***** Input

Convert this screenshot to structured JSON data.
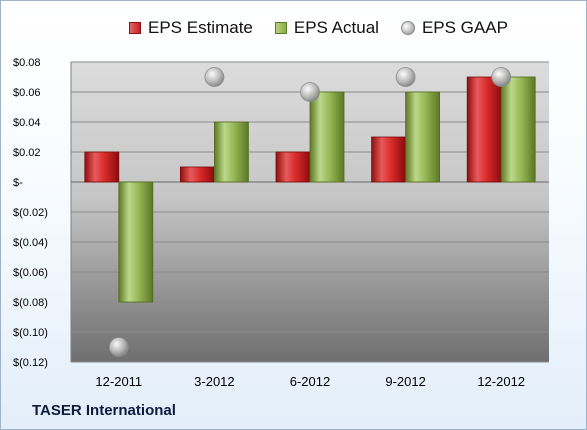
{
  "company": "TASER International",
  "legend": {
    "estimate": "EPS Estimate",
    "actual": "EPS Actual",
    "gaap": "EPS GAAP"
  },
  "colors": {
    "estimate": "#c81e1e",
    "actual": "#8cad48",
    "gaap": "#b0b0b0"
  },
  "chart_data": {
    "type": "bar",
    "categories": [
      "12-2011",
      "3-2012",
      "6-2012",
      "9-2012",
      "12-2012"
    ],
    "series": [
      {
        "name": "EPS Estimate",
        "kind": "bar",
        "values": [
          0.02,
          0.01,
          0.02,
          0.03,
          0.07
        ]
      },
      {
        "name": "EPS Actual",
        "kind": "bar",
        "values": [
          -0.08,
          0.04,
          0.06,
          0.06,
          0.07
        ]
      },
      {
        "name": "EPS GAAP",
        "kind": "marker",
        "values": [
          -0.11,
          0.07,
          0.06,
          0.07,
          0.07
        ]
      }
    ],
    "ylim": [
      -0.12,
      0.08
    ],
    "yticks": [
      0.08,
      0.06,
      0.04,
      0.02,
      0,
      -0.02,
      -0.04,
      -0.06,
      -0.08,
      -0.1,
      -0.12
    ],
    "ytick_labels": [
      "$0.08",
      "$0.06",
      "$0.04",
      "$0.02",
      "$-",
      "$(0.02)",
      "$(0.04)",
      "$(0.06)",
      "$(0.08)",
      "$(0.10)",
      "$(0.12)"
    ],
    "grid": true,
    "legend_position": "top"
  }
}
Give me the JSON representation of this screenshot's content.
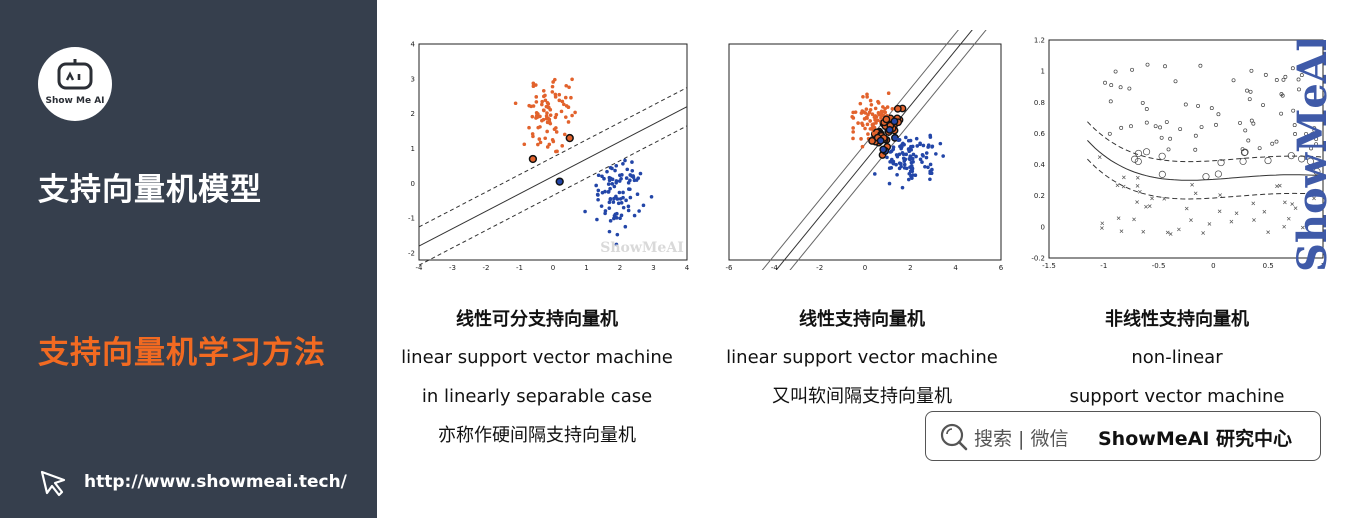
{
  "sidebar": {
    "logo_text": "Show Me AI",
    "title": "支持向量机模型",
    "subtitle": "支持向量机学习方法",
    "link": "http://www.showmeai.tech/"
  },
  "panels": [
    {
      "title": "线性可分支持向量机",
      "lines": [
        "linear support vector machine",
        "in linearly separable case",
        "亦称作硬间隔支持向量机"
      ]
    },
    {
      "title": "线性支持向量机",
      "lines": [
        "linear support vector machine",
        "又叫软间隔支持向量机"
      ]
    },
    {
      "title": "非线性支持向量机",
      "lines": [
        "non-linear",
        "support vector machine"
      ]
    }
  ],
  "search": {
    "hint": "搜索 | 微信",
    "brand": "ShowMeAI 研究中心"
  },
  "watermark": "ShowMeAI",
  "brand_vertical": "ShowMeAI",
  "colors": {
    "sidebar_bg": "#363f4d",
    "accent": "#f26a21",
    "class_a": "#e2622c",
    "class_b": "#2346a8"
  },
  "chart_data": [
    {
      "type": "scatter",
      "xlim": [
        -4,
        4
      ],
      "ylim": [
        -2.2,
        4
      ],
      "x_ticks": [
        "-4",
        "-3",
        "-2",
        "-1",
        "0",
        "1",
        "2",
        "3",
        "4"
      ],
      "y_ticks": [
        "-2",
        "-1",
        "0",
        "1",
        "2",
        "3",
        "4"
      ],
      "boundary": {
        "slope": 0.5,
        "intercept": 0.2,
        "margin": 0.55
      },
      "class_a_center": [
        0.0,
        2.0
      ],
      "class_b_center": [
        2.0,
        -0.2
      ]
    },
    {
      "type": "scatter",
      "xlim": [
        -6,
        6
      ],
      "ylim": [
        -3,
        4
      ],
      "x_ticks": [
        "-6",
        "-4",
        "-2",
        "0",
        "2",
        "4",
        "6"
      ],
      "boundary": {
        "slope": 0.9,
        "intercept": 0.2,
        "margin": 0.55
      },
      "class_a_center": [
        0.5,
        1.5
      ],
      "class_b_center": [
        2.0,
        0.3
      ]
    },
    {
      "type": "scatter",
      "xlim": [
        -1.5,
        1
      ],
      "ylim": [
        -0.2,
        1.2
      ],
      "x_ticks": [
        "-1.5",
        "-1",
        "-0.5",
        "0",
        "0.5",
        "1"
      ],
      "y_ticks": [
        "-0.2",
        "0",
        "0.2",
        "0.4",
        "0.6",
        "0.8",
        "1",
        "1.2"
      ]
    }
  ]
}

**********

Job =
Your task is to set down the records shown above exactly, minus any pictures.

Response =
Convert this screenshot to structured JSON data.
{
  "company": "TASER International",
  "legend": {
    "estimate": "EPS Estimate",
    "actual": "EPS Actual",
    "gaap": "EPS GAAP"
  },
  "colors": {
    "estimate": "#c81e1e",
    "actual": "#8cad48",
    "gaap": "#b0b0b0"
  },
  "chart_data": {
    "type": "bar",
    "categories": [
      "12-2011",
      "3-2012",
      "6-2012",
      "9-2012",
      "12-2012"
    ],
    "series": [
      {
        "name": "EPS Estimate",
        "kind": "bar",
        "values": [
          0.02,
          0.01,
          0.02,
          0.03,
          0.07
        ]
      },
      {
        "name": "EPS Actual",
        "kind": "bar",
        "values": [
          -0.08,
          0.04,
          0.06,
          0.06,
          0.07
        ]
      },
      {
        "name": "EPS GAAP",
        "kind": "marker",
        "values": [
          -0.11,
          0.07,
          0.06,
          0.07,
          0.07
        ]
      }
    ],
    "ylim": [
      -0.12,
      0.08
    ],
    "yticks": [
      0.08,
      0.06,
      0.04,
      0.02,
      0,
      -0.02,
      -0.04,
      -0.06,
      -0.08,
      -0.1,
      -0.12
    ],
    "ytick_labels": [
      "$0.08",
      "$0.06",
      "$0.04",
      "$0.02",
      "$-",
      "$(0.02)",
      "$(0.04)",
      "$(0.06)",
      "$(0.08)",
      "$(0.10)",
      "$(0.12)"
    ],
    "grid": true,
    "legend_position": "top"
  }
}
Give me the JSON representation of this screenshot's content.
{
  "sidebar": {
    "logo_text": "Show Me AI",
    "title": "支持向量机模型",
    "subtitle": "支持向量机学习方法",
    "link": "http://www.showmeai.tech/"
  },
  "panels": [
    {
      "title": "线性可分支持向量机",
      "lines": [
        "linear support vector machine",
        "in linearly separable case",
        "亦称作硬间隔支持向量机"
      ]
    },
    {
      "title": "线性支持向量机",
      "lines": [
        "linear support vector machine",
        "又叫软间隔支持向量机"
      ]
    },
    {
      "title": "非线性支持向量机",
      "lines": [
        "non-linear",
        "support vector machine"
      ]
    }
  ],
  "search": {
    "hint": "搜索 | 微信",
    "brand": "ShowMeAI 研究中心"
  },
  "watermark": "ShowMeAI",
  "brand_vertical": "ShowMeAI",
  "colors": {
    "sidebar_bg": "#363f4d",
    "accent": "#f26a21",
    "class_a": "#e2622c",
    "class_b": "#2346a8"
  },
  "chart_data": [
    {
      "type": "scatter",
      "xlim": [
        -4,
        4
      ],
      "ylim": [
        -2.2,
        4
      ],
      "x_ticks": [
        "-4",
        "-3",
        "-2",
        "-1",
        "0",
        "1",
        "2",
        "3",
        "4"
      ],
      "y_ticks": [
        "-2",
        "-1",
        "0",
        "1",
        "2",
        "3",
        "4"
      ],
      "boundary": {
        "slope": 0.5,
        "intercept": 0.2,
        "margin": 0.55
      },
      "class_a_center": [
        0.0,
        2.0
      ],
      "class_b_center": [
        2.0,
        -0.2
      ]
    },
    {
      "type": "scatter",
      "xlim": [
        -6,
        6
      ],
      "ylim": [
        -3,
        4
      ],
      "x_ticks": [
        "-6",
        "-4",
        "-2",
        "0",
        "2",
        "4",
        "6"
      ],
      "boundary": {
        "slope": 0.9,
        "intercept": 0.2,
        "margin": 0.55
      },
      "class_a_center": [
        0.5,
        1.5
      ],
      "class_b_center": [
        2.0,
        0.3
      ]
    },
    {
      "type": "scatter",
      "xlim": [
        -1.5,
        1
      ],
      "ylim": [
        -0.2,
        1.2
      ],
      "x_ticks": [
        "-1.5",
        "-1",
        "-0.5",
        "0",
        "0.5",
        "1"
      ],
      "y_ticks": [
        "-0.2",
        "0",
        "0.2",
        "0.4",
        "0.6",
        "0.8",
        "1",
        "1.2"
      ]
    }
  ]
}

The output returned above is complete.